**Exercise goal**
Reproduce the records below in full and exactly, without their images.

**Provided records**
------

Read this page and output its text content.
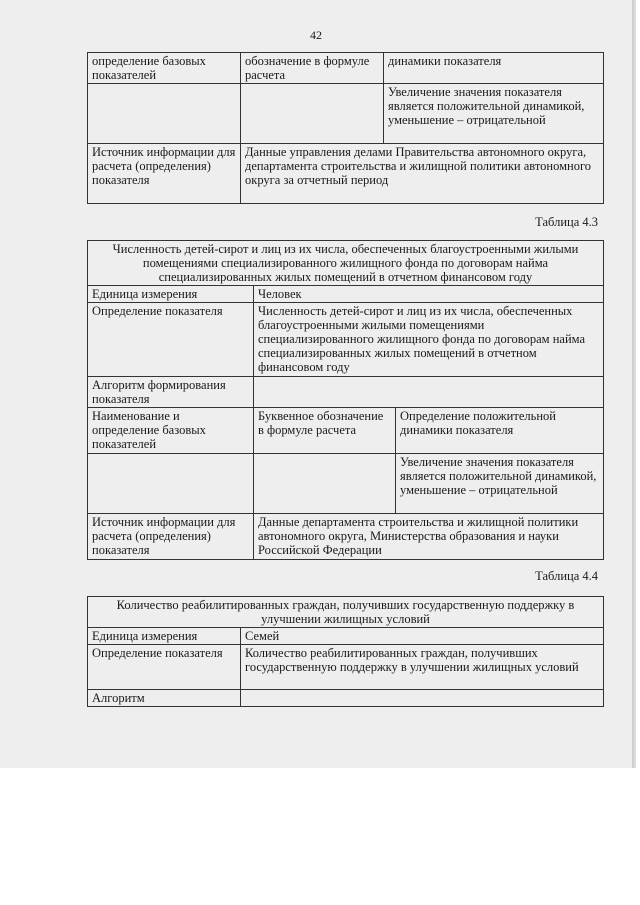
42
определение базовых показателей	обозначение в формуле расчета	динамики показателя
		Увеличение значения показателя является положительной динамикой, уменьшение – отрицательной
Источник информации для расчета (определения) показателя	Данные управления делами Правительства автономного округа, департамента строительства и жилищной политики автономного округа за отчетный период	
Таблица 4.3
Численность детей-сирот и лиц из их числа, обеспеченных благоустроенными жилыми помещениями специализированного жилищного фонда по договорам найма специализированных жилых помещений в отчетном финансовом году		
Единица измерения	Человек	
Определение показателя	Численность детей-сирот и лиц из их числа, обеспеченных благоустроенными жилыми помещениями специализированного жилищного фонда по договорам найма специализированных жилых помещений в отчетном финансовом году	
Алгоритм формирования показателя		
Наименование и определение базовых показателей	Буквенное обозначение в формуле расчета	Определение положительной динамики показателя
		Увеличение значения показателя является положительной динамикой, уменьшение – отрицательной
Источник информации для расчета (определения) показателя	Данные департамента строительства и жилищной политики автономного округа, Министерства образования и науки Российской Федерации	
Таблица 4.4
Количество реабилитированных граждан, получивших государственную поддержку в улучшении жилищных условий	
Единица измерения	Семей
Определение показателя	Количество реабилитированных граждан, получивших государственную поддержку в улучшении жилищных условий
Алгоритм	
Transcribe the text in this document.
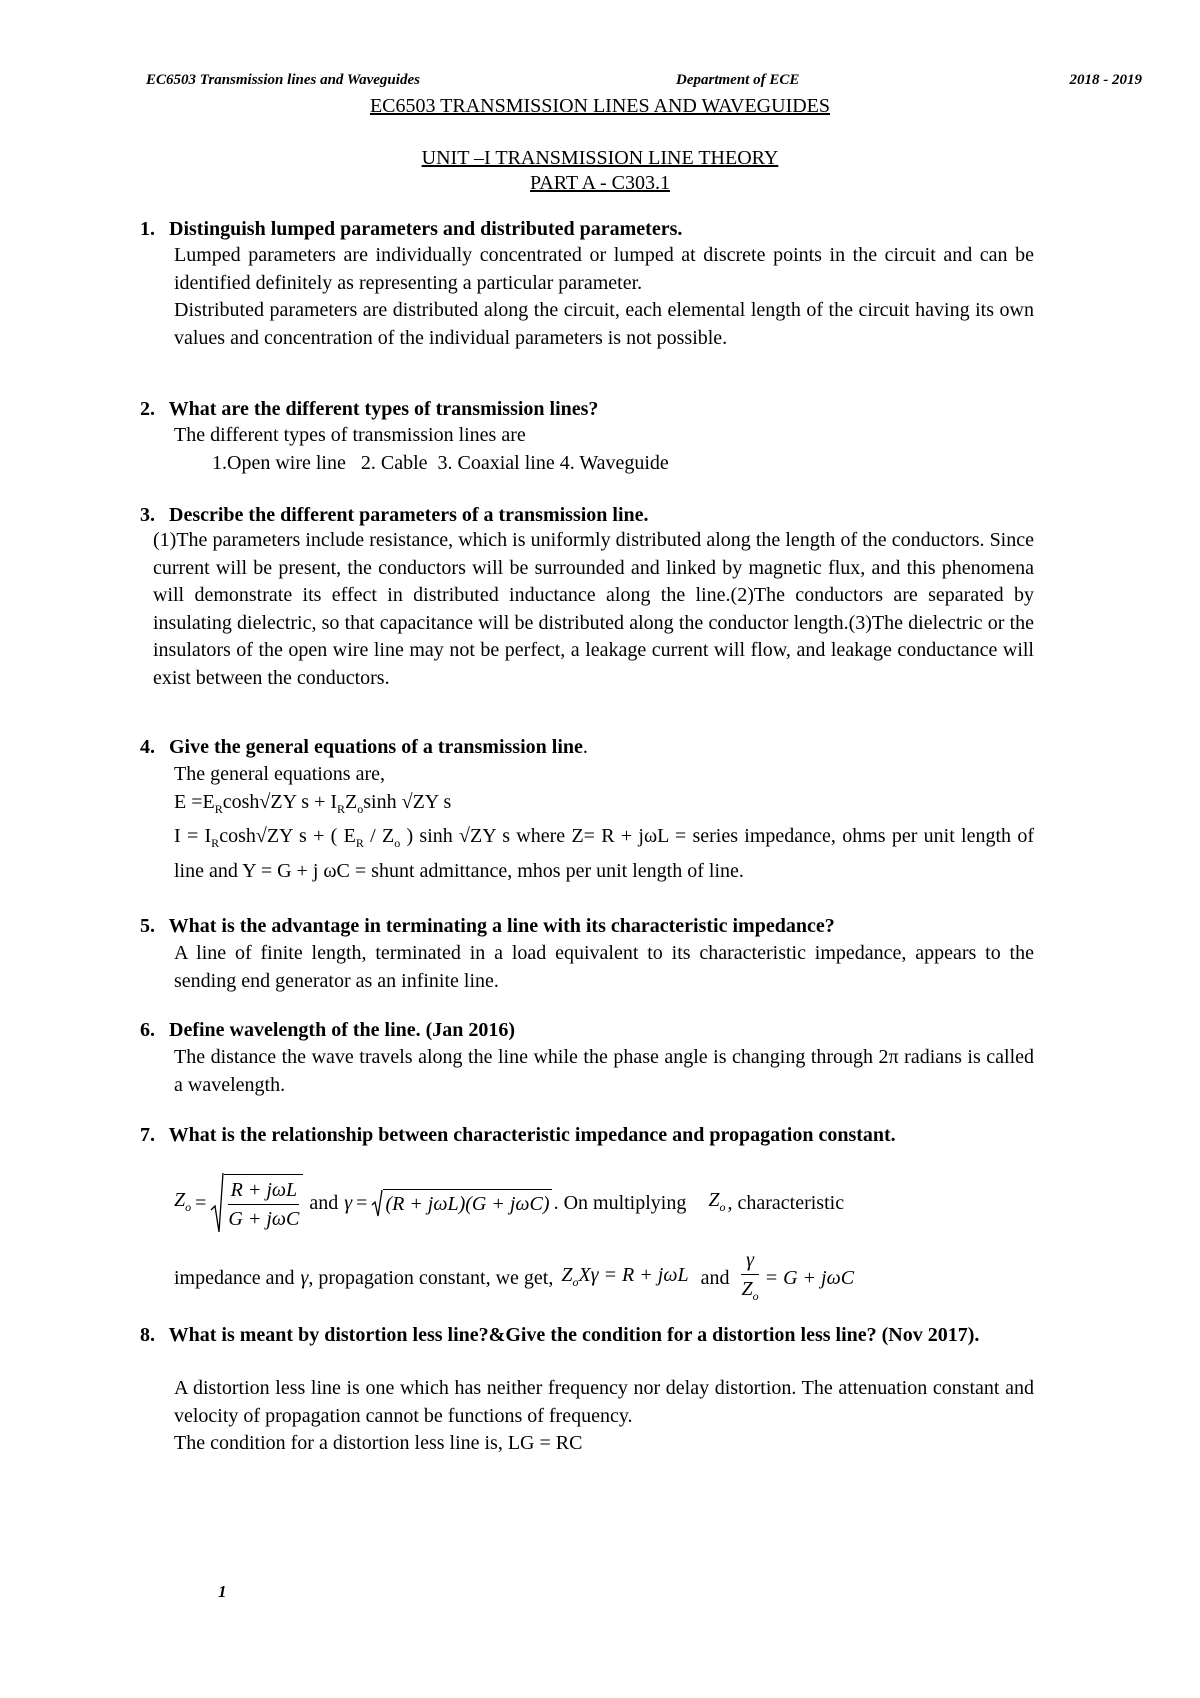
EC6503 Transmission lines and Waveguides	Department of ECE	2018 - 2019
EC6503 TRANSMISSION LINES AND WAVEGUIDES
UNIT –I TRANSMISSION LINE THEORY
PART A - C303.1
1. Distinguish lumped parameters and distributed parameters.

Lumped parameters are individually concentrated or lumped at discrete points in the circuit and can be identified definitely as representing a particular parameter.

Distributed parameters are distributed along the circuit, each elemental length of the circuit having its own values and concentration of the individual parameters is not possible.

2. What are the different types of transmission lines?

The different types of transmission lines are

1.Open wire line   2. Cable  3. Coaxial line 4. Waveguide

3. Describe the different parameters of a transmission line.

(1)The parameters include resistance, which is uniformly distributed along the length of the conductors. Since current will be present, the conductors will be surrounded and linked by magnetic flux, and this phenomena will demonstrate its effect in distributed inductance along the line.(2)The conductors are separated by insulating dielectric, so that capacitance will be distributed along the conductor length.(3)The dielectric or the insulators of the open wire line may not be perfect, a leakage current will flow, and leakage conductance will exist between the conductors.

4. Give the general equations of a transmission line.

The general equations are,

$E =E_R\cosh√ZY$ $s + I_RZ_o\sinh$ √ZY s

$I = I_R\cosh√ZY$ s + ( $E_R / Z_o$ ) sinh √ZY s where Z= R + jωL = series impedance, ohms per unit length of line and Y = G + j ωC = shunt admittance, mhos per unit length of line.

5. What is the advantage in terminating a line with its characteristic impedance?

A line of finite length, terminated in a load equivalent to its characteristic impedance, appears to the sending end generator as an infinite line.

6. Define wavelength of the line. (Jan 2016)

The distance the wave travels along the line while the phase angle is changing through 2π radians is called a wavelength.

7. What is the relationship between characteristic impedance and propagation constant.
$Z_o$ =
R + jωL
G + jωC
and γ = (R + jωL)(G + jωC) . On multiplying $Z_o$ , characteristic
impedance and γ , propagation constant, we get, $Z_oX\gamma = R + j\omega L$ and
γ
$Z_o$
= G + jωC
8. What is meant by distortion less line?&Give the condition for a distortion less line? (Nov 2017).

A distortion less line is one which has neither frequency nor delay distortion. The attenuation constant and velocity of propagation cannot be functions of frequency.

The condition for a distortion less line is, LG = RC

1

------

**Correct response**
Read this page and output its text content.
42
определение базовых показателей	обозначение в формуле расчета	динамики показателя
		Увеличение значения показателя является положительной динамикой, уменьшение – отрицательной
Источник информации для расчета (определения) показателя	Данные управления делами Правительства автономного округа, департамента строительства и жилищной политики автономного округа за отчетный период	
Таблица 4.3
Численность детей-сирот и лиц из их числа, обеспеченных благоустроенными жилыми помещениями специализированного жилищного фонда по договорам найма специализированных жилых помещений в отчетном финансовом году		
Единица измерения	Человек	
Определение показателя	Численность детей-сирот и лиц из их числа, обеспеченных благоустроенными жилыми помещениями специализированного жилищного фонда по договорам найма специализированных жилых помещений в отчетном финансовом году	
Алгоритм формирования показателя		
Наименование и определение базовых показателей	Буквенное обозначение в формуле расчета	Определение положительной динамики показателя
		Увеличение значения показателя является положительной динамикой, уменьшение – отрицательной
Источник информации для расчета (определения) показателя	Данные департамента строительства и жилищной политики автономного округа, Министерства образования и науки Российской Федерации	
Таблица 4.4
Количество реабилитированных граждан, получивших государственную поддержку в улучшении жилищных условий	
Единица измерения	Семей
Определение показателя	Количество реабилитированных граждан, получивших государственную поддержку в улучшении жилищных условий
Алгоритм	
Transcribe the text in this document.
EC6503 Transmission lines and Waveguides	Department of ECE	2018 - 2019
EC6503 TRANSMISSION LINES AND WAVEGUIDES
UNIT –I TRANSMISSION LINE THEORY
PART A - C303.1
1. Distinguish lumped parameters and distributed parameters.

Lumped parameters are individually concentrated or lumped at discrete points in the circuit and can be identified definitely as representing a particular parameter.

Distributed parameters are distributed along the circuit, each elemental length of the circuit having its own values and concentration of the individual parameters is not possible.

2. What are the different types of transmission lines?

The different types of transmission lines are

1.Open wire line   2. Cable  3. Coaxial line 4. Waveguide

3. Describe the different parameters of a transmission line.

(1)The parameters include resistance, which is uniformly distributed along the length of the conductors. Since current will be present, the conductors will be surrounded and linked by magnetic flux, and this phenomena will demonstrate its effect in distributed inductance along the line.(2)The conductors are separated by insulating dielectric, so that capacitance will be distributed along the conductor length.(3)The dielectric or the insulators of the open wire line may not be perfect, a leakage current will flow, and leakage conductance will exist between the conductors.

4. Give the general equations of a transmission line.

The general equations are,

$E =E_R\cosh√ZY$ $s + I_RZ_o\sinh$ √ZY s

$I = I_R\cosh√ZY$ s + ( $E_R / Z_o$ ) sinh √ZY s where Z= R + jωL = series impedance, ohms per unit length of line and Y = G + j ωC = shunt admittance, mhos per unit length of line.

5. What is the advantage in terminating a line with its characteristic impedance?

A line of finite length, terminated in a load equivalent to its characteristic impedance, appears to the sending end generator as an infinite line.

6. Define wavelength of the line. (Jan 2016)

The distance the wave travels along the line while the phase angle is changing through 2π radians is called a wavelength.

7. What is the relationship between characteristic impedance and propagation constant.
$Z_o$ =
R + jωL
G + jωC
and γ = (R + jωL)(G + jωC) . On multiplying $Z_o$ , characteristic
impedance and γ , propagation constant, we get, $Z_oX\gamma = R + j\omega L$ and
γ
$Z_o$
= G + jωC
8. What is meant by distortion less line?&Give the condition for a distortion less line? (Nov 2017).

A distortion less line is one which has neither frequency nor delay distortion. The attenuation constant and velocity of propagation cannot be functions of frequency.

The condition for a distortion less line is, LG = RC

1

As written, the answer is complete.